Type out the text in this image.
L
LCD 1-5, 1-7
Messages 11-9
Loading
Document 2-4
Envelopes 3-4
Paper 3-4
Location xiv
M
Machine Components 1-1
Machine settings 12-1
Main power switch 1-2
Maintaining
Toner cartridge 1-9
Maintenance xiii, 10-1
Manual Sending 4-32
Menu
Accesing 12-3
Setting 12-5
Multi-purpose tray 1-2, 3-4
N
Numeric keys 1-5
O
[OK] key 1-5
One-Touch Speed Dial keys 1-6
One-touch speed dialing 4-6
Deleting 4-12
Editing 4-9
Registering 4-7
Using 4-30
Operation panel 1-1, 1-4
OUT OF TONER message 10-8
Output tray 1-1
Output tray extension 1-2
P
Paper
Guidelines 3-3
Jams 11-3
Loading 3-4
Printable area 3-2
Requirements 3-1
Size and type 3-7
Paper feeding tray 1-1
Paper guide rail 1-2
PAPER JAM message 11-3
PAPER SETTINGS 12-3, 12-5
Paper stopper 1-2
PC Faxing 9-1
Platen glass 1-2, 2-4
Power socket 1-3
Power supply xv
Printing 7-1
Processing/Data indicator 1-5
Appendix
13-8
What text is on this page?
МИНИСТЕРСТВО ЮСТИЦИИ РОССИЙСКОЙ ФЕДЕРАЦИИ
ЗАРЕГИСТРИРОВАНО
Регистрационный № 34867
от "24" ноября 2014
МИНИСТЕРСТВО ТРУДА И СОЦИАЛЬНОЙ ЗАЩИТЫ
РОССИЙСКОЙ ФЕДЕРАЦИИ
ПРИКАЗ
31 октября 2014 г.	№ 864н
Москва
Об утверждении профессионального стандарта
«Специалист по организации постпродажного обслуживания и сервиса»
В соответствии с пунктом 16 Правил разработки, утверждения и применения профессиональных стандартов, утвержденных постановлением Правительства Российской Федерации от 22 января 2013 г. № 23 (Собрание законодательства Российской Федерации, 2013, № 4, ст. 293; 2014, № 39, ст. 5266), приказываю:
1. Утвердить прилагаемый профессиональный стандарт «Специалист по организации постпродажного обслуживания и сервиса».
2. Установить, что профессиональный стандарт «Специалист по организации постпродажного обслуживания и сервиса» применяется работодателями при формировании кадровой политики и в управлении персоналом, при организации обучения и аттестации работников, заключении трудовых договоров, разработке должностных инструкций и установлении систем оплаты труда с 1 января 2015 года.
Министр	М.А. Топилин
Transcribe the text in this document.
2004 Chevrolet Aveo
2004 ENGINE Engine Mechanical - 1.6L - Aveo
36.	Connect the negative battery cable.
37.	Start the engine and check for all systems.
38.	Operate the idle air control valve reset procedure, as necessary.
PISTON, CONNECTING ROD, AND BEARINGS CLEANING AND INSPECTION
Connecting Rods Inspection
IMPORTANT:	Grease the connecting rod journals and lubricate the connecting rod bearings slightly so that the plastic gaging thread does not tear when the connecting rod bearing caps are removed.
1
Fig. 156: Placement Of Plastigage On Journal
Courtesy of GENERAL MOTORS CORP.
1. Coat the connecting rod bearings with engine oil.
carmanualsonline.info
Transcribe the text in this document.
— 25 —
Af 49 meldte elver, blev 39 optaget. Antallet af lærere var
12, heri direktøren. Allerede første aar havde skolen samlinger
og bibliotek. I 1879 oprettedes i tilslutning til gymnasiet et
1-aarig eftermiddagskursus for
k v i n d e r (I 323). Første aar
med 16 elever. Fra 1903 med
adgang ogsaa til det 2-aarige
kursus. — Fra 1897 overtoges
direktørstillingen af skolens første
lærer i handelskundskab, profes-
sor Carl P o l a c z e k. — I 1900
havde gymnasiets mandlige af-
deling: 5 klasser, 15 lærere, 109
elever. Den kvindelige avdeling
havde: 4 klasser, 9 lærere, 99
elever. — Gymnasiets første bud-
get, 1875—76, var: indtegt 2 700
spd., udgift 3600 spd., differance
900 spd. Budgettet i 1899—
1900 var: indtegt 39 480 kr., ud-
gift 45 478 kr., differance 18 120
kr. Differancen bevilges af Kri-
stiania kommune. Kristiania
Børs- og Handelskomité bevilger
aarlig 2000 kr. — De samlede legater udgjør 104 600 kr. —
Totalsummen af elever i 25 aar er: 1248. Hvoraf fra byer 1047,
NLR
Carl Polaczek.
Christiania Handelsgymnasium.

..............................

Do this
Each record should come back exactly as written.

Reply
Type out the text in this image.
L
LCD 1-5, 1-7
Messages 11-9
Loading
Document 2-4
Envelopes 3-4
Paper 3-4
Location xiv
M
Machine Components 1-1
Machine settings 12-1
Main power switch 1-2
Maintaining
Toner cartridge 1-9
Maintenance xiii, 10-1
Manual Sending 4-32
Menu
Accesing 12-3
Setting 12-5
Multi-purpose tray 1-2, 3-4
N
Numeric keys 1-5
O
[OK] key 1-5
One-Touch Speed Dial keys 1-6
One-touch speed dialing 4-6
Deleting 4-12
Editing 4-9
Registering 4-7
Using 4-30
Operation panel 1-1, 1-4
OUT OF TONER message 10-8
Output tray 1-1
Output tray extension 1-2
P
Paper
Guidelines 3-3
Jams 11-3
Loading 3-4
Printable area 3-2
Requirements 3-1
Size and type 3-7
Paper feeding tray 1-1
Paper guide rail 1-2
PAPER JAM message 11-3
PAPER SETTINGS 12-3, 12-5
Paper stopper 1-2
PC Faxing 9-1
Platen glass 1-2, 2-4
Power socket 1-3
Power supply xv
Printing 7-1
Processing/Data indicator 1-5
Appendix
13-8
What text is on this page?
МИНИСТЕРСТВО ЮСТИЦИИ РОССИЙСКОЙ ФЕДЕРАЦИИ
ЗАРЕГИСТРИРОВАНО
Регистрационный № 34867
от "24" ноября 2014
МИНИСТЕРСТВО ТРУДА И СОЦИАЛЬНОЙ ЗАЩИТЫ
РОССИЙСКОЙ ФЕДЕРАЦИИ
ПРИКАЗ
31 октября 2014 г.	№ 864н
Москва
Об утверждении профессионального стандарта
«Специалист по организации постпродажного обслуживания и сервиса»
В соответствии с пунктом 16 Правил разработки, утверждения и применения профессиональных стандартов, утвержденных постановлением Правительства Российской Федерации от 22 января 2013 г. № 23 (Собрание законодательства Российской Федерации, 2013, № 4, ст. 293; 2014, № 39, ст. 5266), приказываю:
1. Утвердить прилагаемый профессиональный стандарт «Специалист по организации постпродажного обслуживания и сервиса».
2. Установить, что профессиональный стандарт «Специалист по организации постпродажного обслуживания и сервиса» применяется работодателями при формировании кадровой политики и в управлении персоналом, при организации обучения и аттестации работников, заключении трудовых договоров, разработке должностных инструкций и установлении систем оплаты труда с 1 января 2015 года.
Министр	М.А. Топилин
Transcribe the text in this document.
2004 Chevrolet Aveo
2004 ENGINE Engine Mechanical - 1.6L - Aveo
36.	Connect the negative battery cable.
37.	Start the engine and check for all systems.
38.	Operate the idle air control valve reset procedure, as necessary.
PISTON, CONNECTING ROD, AND BEARINGS CLEANING AND INSPECTION
Connecting Rods Inspection
IMPORTANT:	Grease the connecting rod journals and lubricate the connecting rod bearings slightly so that the plastic gaging thread does not tear when the connecting rod bearing caps are removed.
1
Fig. 156: Placement Of Plastigage On Journal
Courtesy of GENERAL MOTORS CORP.
1. Coat the connecting rod bearings with engine oil.
carmanualsonline.info
Transcribe the text in this document.
— 25 —
Af 49 meldte elver, blev 39 optaget. Antallet af lærere var
12, heri direktøren. Allerede første aar havde skolen samlinger
og bibliotek. I 1879 oprettedes i tilslutning til gymnasiet et
1-aarig eftermiddagskursus for
k v i n d e r (I 323). Første aar
med 16 elever. Fra 1903 med
adgang ogsaa til det 2-aarige
kursus. — Fra 1897 overtoges
direktørstillingen af skolens første
lærer i handelskundskab, profes-
sor Carl P o l a c z e k. — I 1900
havde gymnasiets mandlige af-
deling: 5 klasser, 15 lærere, 109
elever. Den kvindelige avdeling
havde: 4 klasser, 9 lærere, 99
elever. — Gymnasiets første bud-
get, 1875—76, var: indtegt 2 700
spd., udgift 3600 spd., differance
900 spd. Budgettet i 1899—
1900 var: indtegt 39 480 kr., ud-
gift 45 478 kr., differance 18 120
kr. Differancen bevilges af Kri-
stiania kommune. Kristiania
Børs- og Handelskomité bevilger
aarlig 2000 kr. — De samlede legater udgjør 104 600 kr. —
Totalsummen af elever i 25 aar er: 1248. Hvoraf fra byer 1047,
NLR
Carl Polaczek.
Christiania Handelsgymnasium.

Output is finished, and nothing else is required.